**Task objective**
Identify every line in the records below that contains the word "System", and reproduce each one.

-- Start of Excerpted records --

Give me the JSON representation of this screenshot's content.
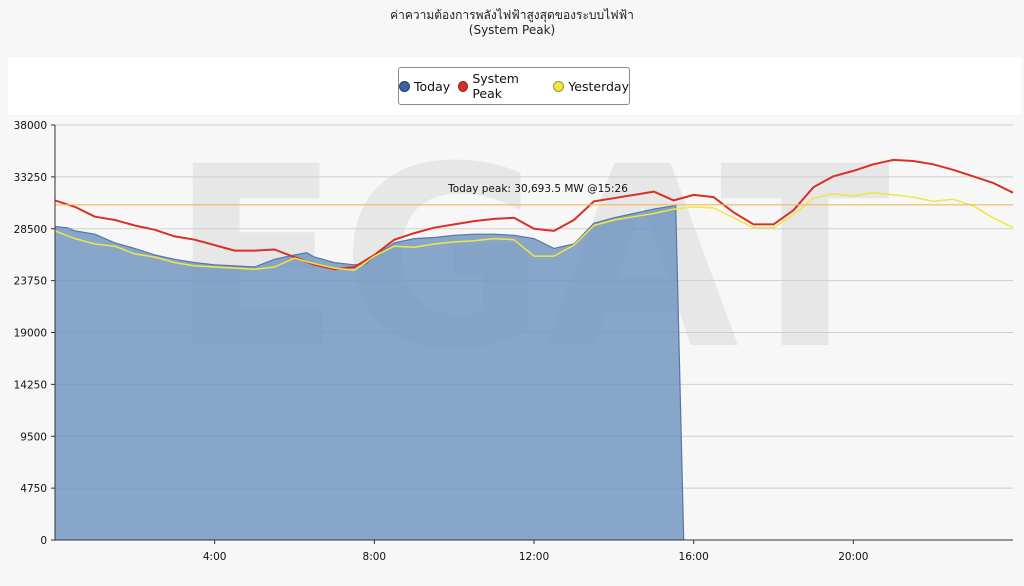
{
  "title": "ค่าความต้องการพลังไฟฟ้าสูงสุดของระบบไฟฟ้า",
  "subtitle": "(System Peak)",
  "legend": [
    {
      "label": "Today",
      "color": "#3c5fa6"
    },
    {
      "label": "System Peak",
      "color": "#d93025"
    },
    {
      "label": "Yesterday",
      "color": "#f2e640"
    }
  ],
  "annotation": "Today peak: 30,693.5 MW @15:26",
  "watermark": "EGAT",
  "chart_data": {
    "type": "area",
    "title": "ค่าความต้องการพลังไฟฟ้าสูงสุดของระบบไฟฟ้า",
    "subtitle": "(System Peak)",
    "xlabel": "",
    "ylabel": "",
    "xlim": [
      0,
      24
    ],
    "ylim": [
      0,
      38000
    ],
    "y_ticks": [
      0,
      4750,
      9500,
      14250,
      19000,
      23750,
      28500,
      33250,
      38000
    ],
    "x_ticks": [
      {
        "value": 4,
        "label": "4:00"
      },
      {
        "value": 8,
        "label": "8:00"
      },
      {
        "value": 12,
        "label": "12:00"
      },
      {
        "value": 16,
        "label": "16:00"
      },
      {
        "value": 20,
        "label": "20:00"
      }
    ],
    "grid": "horizontal",
    "legend_position": "top",
    "peak_line": {
      "value": 30693.5,
      "time": "15:26",
      "color": "#f4b85a"
    },
    "series": [
      {
        "name": "Today",
        "type": "area",
        "color": "#6f93c0",
        "x": [
          0,
          0.3,
          0.5,
          1,
          1.5,
          2,
          2.5,
          3,
          3.5,
          4,
          4.5,
          5,
          5.5,
          6,
          6.3,
          6.5,
          7,
          7.5,
          7.8,
          8,
          8.5,
          9,
          9.5,
          10,
          10.5,
          11,
          11.5,
          12,
          12.5,
          13,
          13.5,
          14,
          14.5,
          15,
          15.5,
          15.55,
          15.75
        ],
        "values": [
          28700,
          28600,
          28300,
          28000,
          27200,
          26700,
          26100,
          25700,
          25400,
          25200,
          25100,
          25000,
          25700,
          26100,
          26300,
          25900,
          25400,
          25200,
          25300,
          26000,
          27200,
          27600,
          27700,
          27900,
          28000,
          28000,
          27900,
          27600,
          26700,
          27100,
          29000,
          29500,
          29900,
          30300,
          30600,
          30693.5,
          0
        ]
      },
      {
        "name": "System Peak",
        "type": "line",
        "color": "#d93025",
        "x": [
          0,
          0.5,
          1,
          1.5,
          2,
          2.5,
          3,
          3.5,
          4,
          4.5,
          5,
          5.5,
          6,
          6.5,
          7,
          7.5,
          8,
          8.5,
          9,
          9.5,
          10,
          10.5,
          11,
          11.5,
          12,
          12.5,
          13,
          13.5,
          14,
          14.5,
          15,
          15.5,
          16,
          16.5,
          17,
          17.5,
          18,
          18.5,
          19,
          19.5,
          20,
          20.5,
          21,
          21.5,
          22,
          22.5,
          23,
          23.5,
          24
        ],
        "values": [
          31100,
          30500,
          29600,
          29300,
          28800,
          28400,
          27800,
          27500,
          27000,
          26500,
          26500,
          26600,
          25900,
          25200,
          24800,
          25000,
          26100,
          27500,
          28100,
          28600,
          28900,
          29200,
          29400,
          29500,
          28500,
          28300,
          29300,
          31000,
          31300,
          31600,
          31900,
          31100,
          31600,
          31400,
          30000,
          28900,
          28900,
          30200,
          32300,
          33300,
          33800,
          34400,
          34800,
          34700,
          34400,
          33900,
          33300,
          32700,
          31800
        ]
      },
      {
        "name": "Yesterday",
        "type": "line",
        "color": "#f2e640",
        "x": [
          0,
          0.5,
          1,
          1.5,
          2,
          2.5,
          3,
          3.5,
          4,
          4.5,
          5,
          5.5,
          6,
          6.5,
          7,
          7.5,
          8,
          8.5,
          9,
          9.5,
          10,
          10.5,
          11,
          11.5,
          12,
          12.5,
          13,
          13.5,
          14,
          14.5,
          15,
          15.5,
          16,
          16.5,
          17,
          17.5,
          18,
          18.5,
          19,
          19.5,
          20,
          20.5,
          21,
          21.5,
          22,
          22.5,
          23,
          23.5,
          24
        ],
        "values": [
          28300,
          27600,
          27100,
          26900,
          26200,
          25900,
          25400,
          25100,
          25000,
          24900,
          24800,
          25000,
          25800,
          25300,
          24900,
          24700,
          26000,
          26900,
          26800,
          27100,
          27300,
          27400,
          27600,
          27500,
          26000,
          26000,
          27000,
          28800,
          29300,
          29600,
          29900,
          30300,
          30500,
          30400,
          29500,
          28600,
          28600,
          29800,
          31300,
          31700,
          31500,
          31800,
          31600,
          31400,
          31000,
          31200,
          30600,
          29500,
          28600
        ]
      }
    ]
  }
}
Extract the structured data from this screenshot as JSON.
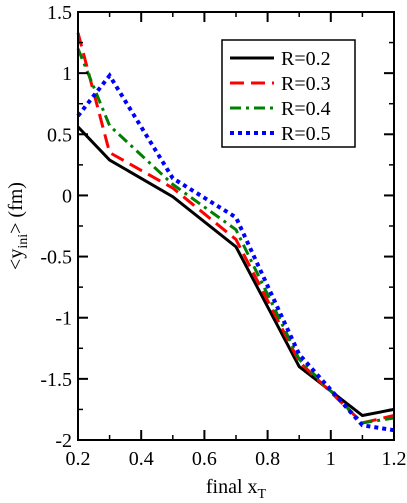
{
  "chart_data": {
    "type": "line",
    "xlabel": {
      "main": "final x",
      "sub": "T"
    },
    "ylabel": {
      "open": "<y",
      "sub": "ini",
      "close": "> (fm)"
    },
    "xlim": [
      0.2,
      1.2
    ],
    "ylim": [
      -2,
      1.5
    ],
    "xticks": [
      0.2,
      0.4,
      0.6,
      0.8,
      1.0,
      1.2
    ],
    "xtick_labels": [
      "0.2",
      "0.4",
      "0.6",
      "0.8",
      "1",
      "1.2"
    ],
    "yticks": [
      -2,
      -1.5,
      -1,
      -0.5,
      0,
      0.5,
      1,
      1.5
    ],
    "ytick_labels": [
      "-2",
      "-1.5",
      "-1",
      "-0.5",
      "0",
      "0.5",
      "1",
      "1.5"
    ],
    "grid": false,
    "legend_position": "top-right",
    "series": [
      {
        "name": "R=0.2",
        "color": "#000000",
        "dash": "solid",
        "x": [
          0.2,
          0.3,
          0.5,
          0.7,
          0.9,
          1.1,
          1.2
        ],
        "y": [
          0.56,
          0.29,
          -0.01,
          -0.42,
          -1.4,
          -1.8,
          -1.75
        ]
      },
      {
        "name": "R=0.3",
        "color": "#ff0000",
        "dash": "dashed",
        "x": [
          0.2,
          0.3,
          0.5,
          0.7,
          0.9,
          1.1,
          1.2
        ],
        "y": [
          1.33,
          0.35,
          0.06,
          -0.36,
          -1.36,
          -1.86,
          -1.8
        ]
      },
      {
        "name": "R=0.4",
        "color": "#008000",
        "dash": "dashdot",
        "x": [
          0.2,
          0.3,
          0.5,
          0.7,
          0.9,
          1.1,
          1.2
        ],
        "y": [
          1.2,
          0.57,
          0.09,
          -0.28,
          -1.34,
          -1.86,
          -1.82
        ]
      },
      {
        "name": "R=0.5",
        "color": "#0000ff",
        "dash": "dotted",
        "x": [
          0.2,
          0.3,
          0.5,
          0.7,
          0.9,
          1.1,
          1.2
        ],
        "y": [
          0.65,
          0.98,
          0.14,
          -0.18,
          -1.3,
          -1.88,
          -1.92
        ]
      }
    ]
  }
}
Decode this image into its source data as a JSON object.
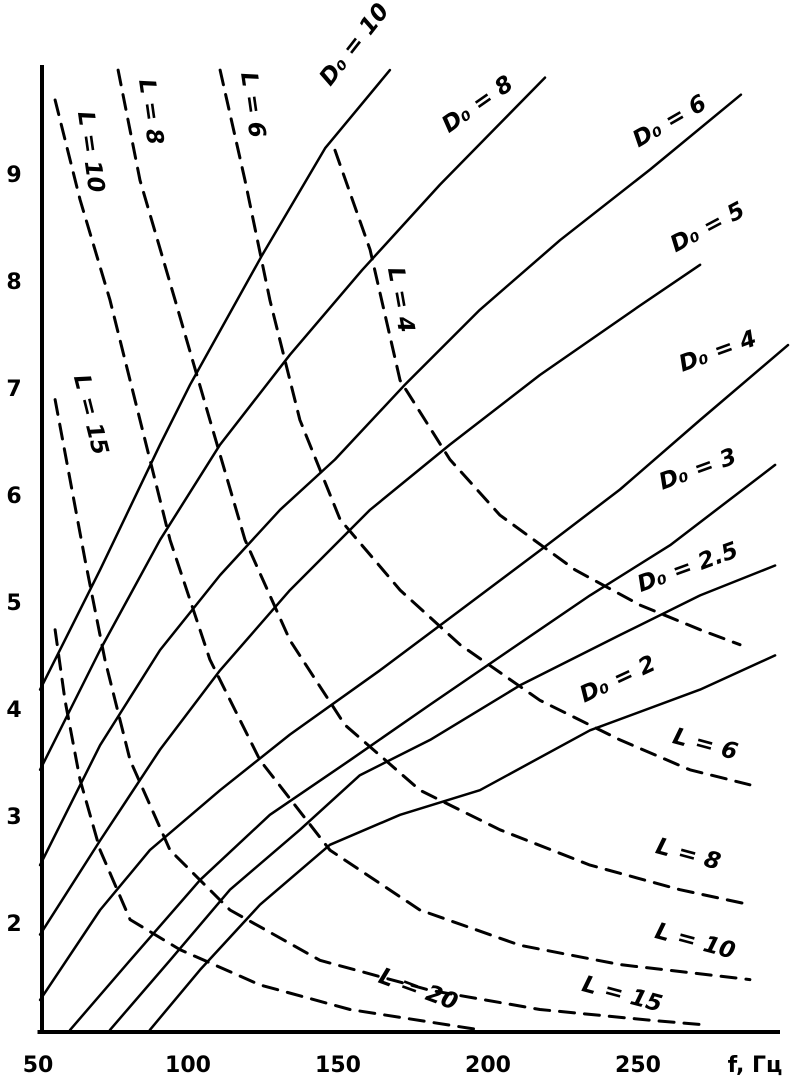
{
  "chart_data": {
    "type": "line",
    "x_label": "f, Гц",
    "xlim": [
      50,
      300
    ],
    "ylim": [
      1,
      10
    ],
    "xticks": [
      50,
      100,
      150,
      200,
      250
    ],
    "yticks": [
      2,
      3,
      4,
      5,
      6,
      7,
      8,
      9
    ],
    "series": [
      {
        "name": "D₀ = 10",
        "color": "#000000",
        "style": "solid",
        "x": [
          50.7,
          70.7,
          90.7,
          100.7,
          124.7,
          145.7,
          167.3
        ],
        "values": [
          4.2,
          5.32,
          6.49,
          7.05,
          8.26,
          9.26,
          9.99
        ]
      },
      {
        "name": "D₀ = 8",
        "color": "#000000",
        "style": "solid",
        "x": [
          50.7,
          70.7,
          90.7,
          110.7,
          134,
          158,
          184,
          219
        ],
        "values": [
          3.45,
          4.57,
          5.6,
          6.49,
          7.33,
          8.12,
          8.92,
          9.92
        ]
      },
      {
        "name": "D₀ = 6",
        "color": "#000000",
        "style": "solid",
        "x": [
          50.7,
          70.7,
          90.7,
          110.7,
          130.7,
          149,
          172.3,
          197.3,
          224,
          254,
          284.3
        ],
        "values": [
          2.56,
          3.68,
          4.57,
          5.27,
          5.88,
          6.35,
          7.05,
          7.75,
          8.4,
          9.06,
          9.76
        ]
      },
      {
        "name": "D₀ = 5",
        "color": "#000000",
        "style": "solid",
        "x": [
          50.7,
          70.7,
          90.7,
          110.7,
          134,
          160.7,
          187.3,
          217.3,
          250.7,
          270.7
        ],
        "values": [
          1.91,
          2.79,
          3.64,
          4.38,
          5.13,
          5.88,
          6.49,
          7.14,
          7.79,
          8.17
        ]
      },
      {
        "name": "D₀ = 4",
        "color": "#000000",
        "style": "solid",
        "x": [
          50.7,
          70.7,
          87.3,
          110.7,
          134,
          164,
          190.7,
          217.3,
          244,
          270.7,
          300
        ],
        "values": [
          1.3,
          2.14,
          2.7,
          3.26,
          3.78,
          4.38,
          4.94,
          5.5,
          6.07,
          6.72,
          7.42
        ]
      },
      {
        "name": "D₀ = 3",
        "color": "#000000",
        "style": "solid",
        "x": [
          60.7,
          80.7,
          104,
          127.3,
          154,
          180.7,
          207.3,
          234,
          260.7,
          295.7
        ],
        "values": [
          1.02,
          1.67,
          2.42,
          3.03,
          3.54,
          4.06,
          4.57,
          5.08,
          5.55,
          6.3
        ]
      },
      {
        "name": "D₀ = 2.5",
        "color": "#000000",
        "style": "solid",
        "x": [
          74,
          94,
          114,
          137.3,
          157.3,
          180.7,
          210.7,
          244,
          270.7,
          295.7
        ],
        "values": [
          1.02,
          1.67,
          2.33,
          2.89,
          3.4,
          3.73,
          4.24,
          4.71,
          5.08,
          5.36
        ]
      },
      {
        "name": "D₀ = 2",
        "color": "#000000",
        "style": "solid",
        "x": [
          87.3,
          104,
          124,
          147.3,
          170.7,
          197.3,
          234,
          270.7,
          295.7
        ],
        "values": [
          1.02,
          1.58,
          2.19,
          2.75,
          3.03,
          3.26,
          3.82,
          4.2,
          4.52
        ]
      },
      {
        "name": "L = 4",
        "color": "#000000",
        "style": "dashed",
        "x": [
          149,
          160.7,
          170.7,
          187.3,
          204,
          229,
          250.7,
          270.7,
          284
        ],
        "values": [
          9.24,
          8.31,
          7.09,
          6.35,
          5.83,
          5.32,
          4.99,
          4.76,
          4.62
        ]
      },
      {
        "name": "L = 6",
        "color": "#000000",
        "style": "dashed",
        "x": [
          110.7,
          119,
          127.3,
          137.3,
          150.7,
          170.7,
          190.7,
          217.3,
          244,
          267.3,
          287.3
        ],
        "values": [
          9.99,
          8.96,
          7.84,
          6.72,
          5.79,
          5.13,
          4.62,
          4.1,
          3.73,
          3.45,
          3.31
        ]
      },
      {
        "name": "L = 8",
        "color": "#000000",
        "style": "dashed",
        "x": [
          76.7,
          84,
          95.7,
          107.3,
          119,
          134,
          152.3,
          177.3,
          204,
          234,
          264,
          287.3
        ],
        "values": [
          9.99,
          8.96,
          7.84,
          6.72,
          5.6,
          4.66,
          3.87,
          3.26,
          2.89,
          2.56,
          2.33,
          2.19
        ]
      },
      {
        "name": "L = 10",
        "color": "#000000",
        "style": "dashed",
        "x": [
          55.7,
          64,
          74,
          84,
          94,
          107.3,
          124,
          147.3,
          177.3,
          210.7,
          244,
          287.3
        ],
        "values": [
          9.71,
          8.78,
          7.84,
          6.72,
          5.6,
          4.48,
          3.54,
          2.7,
          2.14,
          1.81,
          1.63,
          1.49
        ]
      },
      {
        "name": "L = 15",
        "color": "#000000",
        "style": "dashed",
        "x": [
          55.7,
          60.7,
          65.7,
          72.3,
          80.7,
          94,
          114,
          144,
          180.7,
          217.3,
          254,
          270.7
        ],
        "values": [
          6.91,
          6.16,
          5.41,
          4.48,
          3.54,
          2.7,
          2.14,
          1.67,
          1.39,
          1.21,
          1.11,
          1.07
        ]
      },
      {
        "name": "L = 20",
        "color": "#000000",
        "style": "dashed",
        "x": [
          55.7,
          59,
          64,
          70.7,
          80.7,
          97.3,
          124,
          154,
          197.3
        ],
        "values": [
          4.76,
          4.1,
          3.36,
          2.7,
          2.05,
          1.77,
          1.44,
          1.21,
          1.02
        ]
      }
    ]
  }
}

-- End of Excerpted records --

**Written answer**
  "subtitle": "(System Peak)",
      "label": "System Peak",
    "subtitle": "(System Peak)",
        "name": "System Peak",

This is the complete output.